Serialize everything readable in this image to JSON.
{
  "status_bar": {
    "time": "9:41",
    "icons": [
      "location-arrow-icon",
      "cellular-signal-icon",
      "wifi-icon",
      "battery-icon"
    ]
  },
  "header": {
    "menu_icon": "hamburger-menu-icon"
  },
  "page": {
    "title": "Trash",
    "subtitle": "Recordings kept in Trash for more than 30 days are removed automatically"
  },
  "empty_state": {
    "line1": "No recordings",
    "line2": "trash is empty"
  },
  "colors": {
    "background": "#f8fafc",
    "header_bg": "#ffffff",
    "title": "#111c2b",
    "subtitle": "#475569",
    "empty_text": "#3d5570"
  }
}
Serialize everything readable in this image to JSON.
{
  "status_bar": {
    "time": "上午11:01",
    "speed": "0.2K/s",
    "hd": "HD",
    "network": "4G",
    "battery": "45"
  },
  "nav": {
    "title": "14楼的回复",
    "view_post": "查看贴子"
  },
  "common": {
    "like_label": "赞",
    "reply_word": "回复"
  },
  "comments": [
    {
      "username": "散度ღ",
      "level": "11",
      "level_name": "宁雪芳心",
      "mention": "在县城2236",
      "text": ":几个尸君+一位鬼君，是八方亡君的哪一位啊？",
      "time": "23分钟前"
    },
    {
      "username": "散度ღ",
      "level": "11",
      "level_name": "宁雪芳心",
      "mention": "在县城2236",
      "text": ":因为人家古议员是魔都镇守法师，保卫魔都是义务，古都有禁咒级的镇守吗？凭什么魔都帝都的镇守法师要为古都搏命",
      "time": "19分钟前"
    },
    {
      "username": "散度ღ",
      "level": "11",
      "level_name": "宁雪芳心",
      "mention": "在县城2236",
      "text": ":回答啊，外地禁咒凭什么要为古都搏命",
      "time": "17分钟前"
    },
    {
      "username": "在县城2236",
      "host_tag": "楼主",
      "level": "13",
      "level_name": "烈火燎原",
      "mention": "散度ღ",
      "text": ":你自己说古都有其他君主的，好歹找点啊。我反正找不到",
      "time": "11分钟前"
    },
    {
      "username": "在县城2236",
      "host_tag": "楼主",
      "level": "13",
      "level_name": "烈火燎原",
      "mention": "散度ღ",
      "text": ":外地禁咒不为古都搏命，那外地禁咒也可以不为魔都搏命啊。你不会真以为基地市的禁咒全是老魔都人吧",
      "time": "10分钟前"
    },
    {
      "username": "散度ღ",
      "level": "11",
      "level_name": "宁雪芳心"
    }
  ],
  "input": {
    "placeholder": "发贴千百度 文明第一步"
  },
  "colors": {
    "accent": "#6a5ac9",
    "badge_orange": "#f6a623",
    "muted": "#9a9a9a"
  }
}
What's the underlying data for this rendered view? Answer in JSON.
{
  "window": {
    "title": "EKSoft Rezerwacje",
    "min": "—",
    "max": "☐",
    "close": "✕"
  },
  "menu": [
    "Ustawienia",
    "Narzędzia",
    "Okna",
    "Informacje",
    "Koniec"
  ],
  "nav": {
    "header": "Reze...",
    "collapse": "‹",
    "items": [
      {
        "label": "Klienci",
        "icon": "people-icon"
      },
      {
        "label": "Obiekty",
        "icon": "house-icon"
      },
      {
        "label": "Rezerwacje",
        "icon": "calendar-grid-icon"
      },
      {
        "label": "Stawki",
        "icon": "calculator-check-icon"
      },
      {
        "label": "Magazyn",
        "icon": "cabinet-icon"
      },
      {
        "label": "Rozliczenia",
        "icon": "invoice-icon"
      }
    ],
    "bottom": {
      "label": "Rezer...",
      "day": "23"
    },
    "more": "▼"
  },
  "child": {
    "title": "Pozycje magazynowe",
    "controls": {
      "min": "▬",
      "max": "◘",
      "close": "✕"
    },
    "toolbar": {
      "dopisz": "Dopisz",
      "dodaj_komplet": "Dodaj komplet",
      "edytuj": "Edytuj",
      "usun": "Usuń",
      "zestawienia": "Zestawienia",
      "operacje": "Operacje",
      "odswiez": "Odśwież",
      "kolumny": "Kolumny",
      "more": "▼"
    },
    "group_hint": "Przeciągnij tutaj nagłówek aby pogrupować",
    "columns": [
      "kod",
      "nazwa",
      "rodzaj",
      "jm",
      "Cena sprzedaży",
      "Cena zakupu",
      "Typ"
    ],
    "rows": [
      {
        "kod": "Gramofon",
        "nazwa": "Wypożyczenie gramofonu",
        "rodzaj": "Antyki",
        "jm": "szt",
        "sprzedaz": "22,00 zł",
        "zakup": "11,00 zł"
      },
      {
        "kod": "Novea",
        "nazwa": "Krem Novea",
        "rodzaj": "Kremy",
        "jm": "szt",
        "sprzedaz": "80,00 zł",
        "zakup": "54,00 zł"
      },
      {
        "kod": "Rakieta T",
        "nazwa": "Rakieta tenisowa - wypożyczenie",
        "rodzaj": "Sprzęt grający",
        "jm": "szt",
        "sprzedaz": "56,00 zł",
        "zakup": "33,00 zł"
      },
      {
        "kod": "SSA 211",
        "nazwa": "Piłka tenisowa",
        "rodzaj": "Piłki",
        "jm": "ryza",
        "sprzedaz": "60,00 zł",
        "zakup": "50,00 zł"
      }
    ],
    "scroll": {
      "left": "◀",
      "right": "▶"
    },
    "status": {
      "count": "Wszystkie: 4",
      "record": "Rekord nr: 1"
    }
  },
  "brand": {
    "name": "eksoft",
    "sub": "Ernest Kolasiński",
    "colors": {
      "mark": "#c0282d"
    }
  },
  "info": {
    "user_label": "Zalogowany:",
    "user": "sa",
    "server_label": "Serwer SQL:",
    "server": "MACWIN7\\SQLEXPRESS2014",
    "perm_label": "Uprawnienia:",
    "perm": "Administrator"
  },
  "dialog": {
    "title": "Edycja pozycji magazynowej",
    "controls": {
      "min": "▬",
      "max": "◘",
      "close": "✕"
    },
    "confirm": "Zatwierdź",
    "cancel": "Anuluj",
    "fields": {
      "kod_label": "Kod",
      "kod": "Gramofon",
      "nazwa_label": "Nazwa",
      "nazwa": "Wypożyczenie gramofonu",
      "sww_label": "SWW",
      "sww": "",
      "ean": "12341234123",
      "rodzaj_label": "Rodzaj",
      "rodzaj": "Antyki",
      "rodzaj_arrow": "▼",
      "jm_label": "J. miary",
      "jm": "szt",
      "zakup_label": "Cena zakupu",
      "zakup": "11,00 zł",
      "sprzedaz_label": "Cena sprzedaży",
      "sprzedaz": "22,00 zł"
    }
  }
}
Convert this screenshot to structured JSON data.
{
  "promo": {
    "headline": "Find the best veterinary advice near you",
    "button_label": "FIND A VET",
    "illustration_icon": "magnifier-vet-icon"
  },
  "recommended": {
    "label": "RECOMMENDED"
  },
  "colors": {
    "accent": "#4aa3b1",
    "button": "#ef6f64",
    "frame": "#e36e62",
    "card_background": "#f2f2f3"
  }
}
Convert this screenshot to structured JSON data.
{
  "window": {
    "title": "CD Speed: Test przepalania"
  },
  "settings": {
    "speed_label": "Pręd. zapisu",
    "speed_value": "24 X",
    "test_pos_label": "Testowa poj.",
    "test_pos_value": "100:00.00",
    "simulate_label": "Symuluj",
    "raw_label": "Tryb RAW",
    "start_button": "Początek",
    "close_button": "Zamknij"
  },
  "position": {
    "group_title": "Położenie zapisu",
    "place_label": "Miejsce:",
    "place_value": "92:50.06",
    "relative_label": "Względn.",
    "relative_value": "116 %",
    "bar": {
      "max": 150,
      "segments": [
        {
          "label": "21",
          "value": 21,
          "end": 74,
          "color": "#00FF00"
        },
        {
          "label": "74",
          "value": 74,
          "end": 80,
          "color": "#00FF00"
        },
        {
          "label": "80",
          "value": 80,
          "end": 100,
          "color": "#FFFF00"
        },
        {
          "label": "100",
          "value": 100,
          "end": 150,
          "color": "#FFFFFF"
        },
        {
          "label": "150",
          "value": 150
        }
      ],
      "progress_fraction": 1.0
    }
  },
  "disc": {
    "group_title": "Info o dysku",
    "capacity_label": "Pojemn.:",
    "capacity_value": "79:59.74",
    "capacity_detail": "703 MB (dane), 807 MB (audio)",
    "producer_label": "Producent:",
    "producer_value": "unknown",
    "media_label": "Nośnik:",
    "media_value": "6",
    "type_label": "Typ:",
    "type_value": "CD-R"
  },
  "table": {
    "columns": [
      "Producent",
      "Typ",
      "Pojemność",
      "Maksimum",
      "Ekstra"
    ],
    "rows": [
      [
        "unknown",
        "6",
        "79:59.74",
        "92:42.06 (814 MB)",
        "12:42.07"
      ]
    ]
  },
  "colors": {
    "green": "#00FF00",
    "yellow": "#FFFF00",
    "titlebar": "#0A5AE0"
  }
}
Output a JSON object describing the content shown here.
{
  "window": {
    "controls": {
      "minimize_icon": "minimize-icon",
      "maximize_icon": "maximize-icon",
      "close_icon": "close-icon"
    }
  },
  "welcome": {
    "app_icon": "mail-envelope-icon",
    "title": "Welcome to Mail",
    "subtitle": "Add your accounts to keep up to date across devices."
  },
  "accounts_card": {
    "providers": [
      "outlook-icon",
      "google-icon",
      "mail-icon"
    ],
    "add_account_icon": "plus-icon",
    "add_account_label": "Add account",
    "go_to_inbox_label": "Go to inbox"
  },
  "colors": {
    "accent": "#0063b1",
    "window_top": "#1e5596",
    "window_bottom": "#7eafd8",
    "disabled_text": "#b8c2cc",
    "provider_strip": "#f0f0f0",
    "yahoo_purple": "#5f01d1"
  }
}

EXERCISE PROMPT. Go through the records and copy each line with "Producent" in it.

OUTPUT FOR THIS EXERCISE.
    "producer_label": "Producent:",
      "Producent",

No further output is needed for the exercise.